(Given task): Pull every "exact" line out of the data below.

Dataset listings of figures
########

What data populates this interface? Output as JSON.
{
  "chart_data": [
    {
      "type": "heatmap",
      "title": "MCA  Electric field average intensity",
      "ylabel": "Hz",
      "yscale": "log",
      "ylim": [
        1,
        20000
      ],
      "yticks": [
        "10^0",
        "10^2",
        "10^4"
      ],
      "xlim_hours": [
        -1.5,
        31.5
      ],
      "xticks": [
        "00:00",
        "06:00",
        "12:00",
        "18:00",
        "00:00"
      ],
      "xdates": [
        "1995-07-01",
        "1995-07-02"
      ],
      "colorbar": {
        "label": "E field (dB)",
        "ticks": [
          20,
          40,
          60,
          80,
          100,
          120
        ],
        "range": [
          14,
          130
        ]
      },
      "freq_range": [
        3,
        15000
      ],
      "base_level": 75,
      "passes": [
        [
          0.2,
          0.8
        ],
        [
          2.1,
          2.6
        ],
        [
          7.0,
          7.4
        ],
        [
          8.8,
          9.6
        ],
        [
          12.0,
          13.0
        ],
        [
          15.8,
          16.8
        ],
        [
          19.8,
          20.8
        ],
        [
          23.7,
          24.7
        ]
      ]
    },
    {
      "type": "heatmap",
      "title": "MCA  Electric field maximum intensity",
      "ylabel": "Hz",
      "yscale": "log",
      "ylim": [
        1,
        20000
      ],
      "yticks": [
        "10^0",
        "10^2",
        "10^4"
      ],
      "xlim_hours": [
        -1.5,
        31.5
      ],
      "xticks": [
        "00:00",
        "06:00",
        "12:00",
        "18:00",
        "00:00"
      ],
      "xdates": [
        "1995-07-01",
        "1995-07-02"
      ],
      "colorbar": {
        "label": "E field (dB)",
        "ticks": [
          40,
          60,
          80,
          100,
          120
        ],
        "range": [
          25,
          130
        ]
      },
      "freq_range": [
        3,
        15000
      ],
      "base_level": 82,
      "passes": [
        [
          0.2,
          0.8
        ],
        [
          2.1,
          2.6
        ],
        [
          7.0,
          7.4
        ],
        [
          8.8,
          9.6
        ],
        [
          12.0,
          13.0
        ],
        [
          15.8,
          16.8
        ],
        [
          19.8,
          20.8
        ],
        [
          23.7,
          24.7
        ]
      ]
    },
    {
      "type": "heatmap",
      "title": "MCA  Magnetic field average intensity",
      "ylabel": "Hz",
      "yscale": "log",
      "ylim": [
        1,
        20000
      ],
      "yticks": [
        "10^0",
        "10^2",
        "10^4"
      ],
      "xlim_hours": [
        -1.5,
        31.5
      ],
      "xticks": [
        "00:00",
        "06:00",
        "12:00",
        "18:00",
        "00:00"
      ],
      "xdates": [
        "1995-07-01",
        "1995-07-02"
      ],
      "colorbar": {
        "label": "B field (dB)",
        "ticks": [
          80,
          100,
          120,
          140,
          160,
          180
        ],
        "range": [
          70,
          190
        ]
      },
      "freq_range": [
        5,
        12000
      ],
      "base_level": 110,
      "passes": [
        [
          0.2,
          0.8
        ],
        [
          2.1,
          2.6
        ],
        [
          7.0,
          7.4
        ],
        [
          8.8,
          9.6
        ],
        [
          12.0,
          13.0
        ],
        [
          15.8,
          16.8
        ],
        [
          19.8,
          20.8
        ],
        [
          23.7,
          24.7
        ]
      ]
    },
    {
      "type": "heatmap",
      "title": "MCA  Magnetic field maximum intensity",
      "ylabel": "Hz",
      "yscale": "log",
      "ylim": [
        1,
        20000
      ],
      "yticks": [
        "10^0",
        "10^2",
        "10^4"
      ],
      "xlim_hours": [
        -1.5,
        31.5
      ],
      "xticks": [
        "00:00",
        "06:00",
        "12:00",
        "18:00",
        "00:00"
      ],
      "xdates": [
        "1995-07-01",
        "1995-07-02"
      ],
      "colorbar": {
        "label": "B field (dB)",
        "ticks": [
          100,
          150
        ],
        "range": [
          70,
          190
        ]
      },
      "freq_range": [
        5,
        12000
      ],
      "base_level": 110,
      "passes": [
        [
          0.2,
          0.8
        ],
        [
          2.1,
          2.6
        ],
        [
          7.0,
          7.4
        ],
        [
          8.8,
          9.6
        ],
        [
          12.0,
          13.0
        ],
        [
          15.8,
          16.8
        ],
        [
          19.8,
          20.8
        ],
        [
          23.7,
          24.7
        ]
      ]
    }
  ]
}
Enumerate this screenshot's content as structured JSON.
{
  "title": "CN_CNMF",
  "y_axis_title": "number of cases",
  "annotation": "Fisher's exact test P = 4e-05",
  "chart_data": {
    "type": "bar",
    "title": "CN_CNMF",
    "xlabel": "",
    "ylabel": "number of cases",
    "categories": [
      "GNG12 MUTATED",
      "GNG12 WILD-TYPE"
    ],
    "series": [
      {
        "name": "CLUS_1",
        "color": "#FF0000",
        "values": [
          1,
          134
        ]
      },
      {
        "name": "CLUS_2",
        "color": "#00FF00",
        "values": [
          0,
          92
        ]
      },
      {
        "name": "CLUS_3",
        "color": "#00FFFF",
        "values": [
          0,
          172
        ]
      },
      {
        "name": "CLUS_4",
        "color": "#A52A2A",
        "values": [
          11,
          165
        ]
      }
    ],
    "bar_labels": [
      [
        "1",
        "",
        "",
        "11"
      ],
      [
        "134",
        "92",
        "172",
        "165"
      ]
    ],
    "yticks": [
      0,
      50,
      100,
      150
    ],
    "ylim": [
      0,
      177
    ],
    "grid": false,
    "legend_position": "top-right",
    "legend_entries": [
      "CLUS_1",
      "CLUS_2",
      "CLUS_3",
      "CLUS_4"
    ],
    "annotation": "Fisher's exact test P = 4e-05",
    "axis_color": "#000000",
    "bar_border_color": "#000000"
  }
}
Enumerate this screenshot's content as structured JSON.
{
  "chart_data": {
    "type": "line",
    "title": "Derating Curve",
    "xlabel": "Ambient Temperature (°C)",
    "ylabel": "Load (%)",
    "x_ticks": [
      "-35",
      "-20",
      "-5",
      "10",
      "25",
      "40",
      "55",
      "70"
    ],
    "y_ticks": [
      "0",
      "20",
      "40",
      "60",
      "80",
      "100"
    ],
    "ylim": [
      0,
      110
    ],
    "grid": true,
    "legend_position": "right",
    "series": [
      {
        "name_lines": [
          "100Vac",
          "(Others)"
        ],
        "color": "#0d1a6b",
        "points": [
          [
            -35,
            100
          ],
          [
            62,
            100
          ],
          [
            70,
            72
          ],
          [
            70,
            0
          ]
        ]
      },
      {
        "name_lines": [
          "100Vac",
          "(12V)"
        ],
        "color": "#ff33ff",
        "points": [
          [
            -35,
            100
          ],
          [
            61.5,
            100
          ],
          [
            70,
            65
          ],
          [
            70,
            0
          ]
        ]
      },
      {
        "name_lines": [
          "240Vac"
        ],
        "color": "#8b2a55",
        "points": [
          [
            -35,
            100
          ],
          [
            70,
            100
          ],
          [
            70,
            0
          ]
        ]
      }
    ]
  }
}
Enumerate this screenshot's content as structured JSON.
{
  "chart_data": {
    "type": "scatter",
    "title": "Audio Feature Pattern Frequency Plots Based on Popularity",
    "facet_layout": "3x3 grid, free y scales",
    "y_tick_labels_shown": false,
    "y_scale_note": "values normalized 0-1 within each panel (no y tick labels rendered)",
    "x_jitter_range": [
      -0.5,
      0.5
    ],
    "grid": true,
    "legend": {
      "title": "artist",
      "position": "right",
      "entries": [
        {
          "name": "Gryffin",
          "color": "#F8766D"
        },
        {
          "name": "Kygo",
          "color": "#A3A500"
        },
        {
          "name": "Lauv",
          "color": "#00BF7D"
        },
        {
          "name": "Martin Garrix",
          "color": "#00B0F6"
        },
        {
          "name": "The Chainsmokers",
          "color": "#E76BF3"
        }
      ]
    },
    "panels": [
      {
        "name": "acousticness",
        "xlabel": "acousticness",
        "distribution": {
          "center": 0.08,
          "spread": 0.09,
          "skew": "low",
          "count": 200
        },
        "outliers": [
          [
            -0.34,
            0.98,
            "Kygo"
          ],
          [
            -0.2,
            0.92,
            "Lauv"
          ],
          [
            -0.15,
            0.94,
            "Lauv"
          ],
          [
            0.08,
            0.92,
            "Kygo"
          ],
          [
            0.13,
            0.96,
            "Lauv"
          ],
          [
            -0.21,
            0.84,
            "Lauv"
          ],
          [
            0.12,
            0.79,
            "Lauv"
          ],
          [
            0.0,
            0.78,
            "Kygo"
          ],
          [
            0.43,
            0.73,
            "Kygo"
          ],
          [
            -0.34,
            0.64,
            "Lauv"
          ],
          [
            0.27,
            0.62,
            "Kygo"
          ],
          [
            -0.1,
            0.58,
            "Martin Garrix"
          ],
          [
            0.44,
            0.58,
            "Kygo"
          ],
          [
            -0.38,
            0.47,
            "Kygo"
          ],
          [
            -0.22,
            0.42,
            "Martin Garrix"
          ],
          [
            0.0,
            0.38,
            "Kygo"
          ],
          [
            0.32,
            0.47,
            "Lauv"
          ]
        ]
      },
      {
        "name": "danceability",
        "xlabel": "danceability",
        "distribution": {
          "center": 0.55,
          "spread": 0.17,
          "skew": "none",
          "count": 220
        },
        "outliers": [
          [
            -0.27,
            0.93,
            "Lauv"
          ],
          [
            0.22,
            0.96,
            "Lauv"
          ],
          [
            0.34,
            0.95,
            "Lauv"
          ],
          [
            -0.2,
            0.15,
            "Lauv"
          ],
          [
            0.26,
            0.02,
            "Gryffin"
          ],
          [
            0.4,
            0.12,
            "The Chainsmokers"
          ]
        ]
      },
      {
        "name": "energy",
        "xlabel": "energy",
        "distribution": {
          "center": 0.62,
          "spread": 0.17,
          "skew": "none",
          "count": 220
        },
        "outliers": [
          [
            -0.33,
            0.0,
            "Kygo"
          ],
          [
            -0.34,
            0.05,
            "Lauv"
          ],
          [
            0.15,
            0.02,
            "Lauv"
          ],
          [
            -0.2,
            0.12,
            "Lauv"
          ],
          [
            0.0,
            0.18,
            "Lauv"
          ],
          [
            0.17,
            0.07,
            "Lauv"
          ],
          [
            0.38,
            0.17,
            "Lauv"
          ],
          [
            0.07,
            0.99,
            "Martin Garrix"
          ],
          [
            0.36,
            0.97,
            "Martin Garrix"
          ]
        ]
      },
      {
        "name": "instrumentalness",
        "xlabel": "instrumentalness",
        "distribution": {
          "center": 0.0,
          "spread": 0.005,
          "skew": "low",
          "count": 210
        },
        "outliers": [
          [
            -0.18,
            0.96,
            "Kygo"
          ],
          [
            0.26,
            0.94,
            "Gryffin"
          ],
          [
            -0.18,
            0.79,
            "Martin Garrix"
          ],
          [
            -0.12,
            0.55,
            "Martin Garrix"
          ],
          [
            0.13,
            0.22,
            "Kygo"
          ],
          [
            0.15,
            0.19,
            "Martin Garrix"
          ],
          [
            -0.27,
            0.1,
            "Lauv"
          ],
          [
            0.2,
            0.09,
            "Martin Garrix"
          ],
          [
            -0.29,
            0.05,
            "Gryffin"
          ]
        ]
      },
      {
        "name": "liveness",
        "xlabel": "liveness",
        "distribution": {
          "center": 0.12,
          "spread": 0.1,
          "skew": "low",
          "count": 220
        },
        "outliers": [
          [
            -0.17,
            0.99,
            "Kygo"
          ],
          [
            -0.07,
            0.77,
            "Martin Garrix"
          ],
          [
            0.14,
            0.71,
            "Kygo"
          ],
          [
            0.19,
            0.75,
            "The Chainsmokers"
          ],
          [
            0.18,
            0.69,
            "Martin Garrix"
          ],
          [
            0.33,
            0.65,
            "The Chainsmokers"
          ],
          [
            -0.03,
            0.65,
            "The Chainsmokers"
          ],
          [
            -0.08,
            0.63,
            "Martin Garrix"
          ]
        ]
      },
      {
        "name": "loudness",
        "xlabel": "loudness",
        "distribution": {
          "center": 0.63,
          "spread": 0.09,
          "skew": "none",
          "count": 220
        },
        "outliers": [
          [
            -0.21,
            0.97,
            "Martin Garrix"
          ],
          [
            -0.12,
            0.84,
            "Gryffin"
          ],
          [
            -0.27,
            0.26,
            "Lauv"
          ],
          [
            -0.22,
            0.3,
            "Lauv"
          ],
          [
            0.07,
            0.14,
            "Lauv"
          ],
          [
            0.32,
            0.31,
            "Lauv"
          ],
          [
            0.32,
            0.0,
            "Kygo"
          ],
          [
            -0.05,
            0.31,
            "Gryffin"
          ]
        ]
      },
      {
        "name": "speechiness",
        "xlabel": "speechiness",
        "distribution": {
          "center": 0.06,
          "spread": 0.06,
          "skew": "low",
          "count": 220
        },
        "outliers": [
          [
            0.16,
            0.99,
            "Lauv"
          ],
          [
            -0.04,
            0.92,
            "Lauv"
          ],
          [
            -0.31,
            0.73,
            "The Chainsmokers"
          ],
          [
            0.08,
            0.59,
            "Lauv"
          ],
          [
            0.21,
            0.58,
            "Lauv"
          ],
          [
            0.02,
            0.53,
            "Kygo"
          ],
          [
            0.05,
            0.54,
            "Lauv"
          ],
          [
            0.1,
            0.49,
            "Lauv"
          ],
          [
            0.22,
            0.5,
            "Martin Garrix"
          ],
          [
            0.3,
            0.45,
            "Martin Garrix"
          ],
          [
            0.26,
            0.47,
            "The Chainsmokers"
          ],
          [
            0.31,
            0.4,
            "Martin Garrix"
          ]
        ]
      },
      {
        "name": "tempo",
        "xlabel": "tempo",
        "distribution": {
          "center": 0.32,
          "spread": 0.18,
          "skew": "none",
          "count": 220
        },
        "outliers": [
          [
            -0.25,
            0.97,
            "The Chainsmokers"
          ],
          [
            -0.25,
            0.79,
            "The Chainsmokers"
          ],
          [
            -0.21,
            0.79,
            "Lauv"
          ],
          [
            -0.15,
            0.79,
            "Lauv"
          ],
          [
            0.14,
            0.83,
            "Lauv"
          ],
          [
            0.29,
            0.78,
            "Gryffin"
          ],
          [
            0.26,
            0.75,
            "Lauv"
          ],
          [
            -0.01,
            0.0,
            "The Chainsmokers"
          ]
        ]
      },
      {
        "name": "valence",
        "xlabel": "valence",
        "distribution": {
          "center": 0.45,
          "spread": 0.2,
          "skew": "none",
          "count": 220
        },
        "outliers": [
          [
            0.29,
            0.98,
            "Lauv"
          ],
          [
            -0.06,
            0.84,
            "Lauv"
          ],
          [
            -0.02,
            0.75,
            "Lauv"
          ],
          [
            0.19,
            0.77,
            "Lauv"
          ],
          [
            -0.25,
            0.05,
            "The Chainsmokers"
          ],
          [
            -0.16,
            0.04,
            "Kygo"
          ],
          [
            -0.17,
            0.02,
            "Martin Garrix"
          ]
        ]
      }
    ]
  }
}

########

(Response to the task):
  "annotation": "Fisher's exact test P = 4e-05",
    "annotation": "Fisher's exact test P = 4e-05",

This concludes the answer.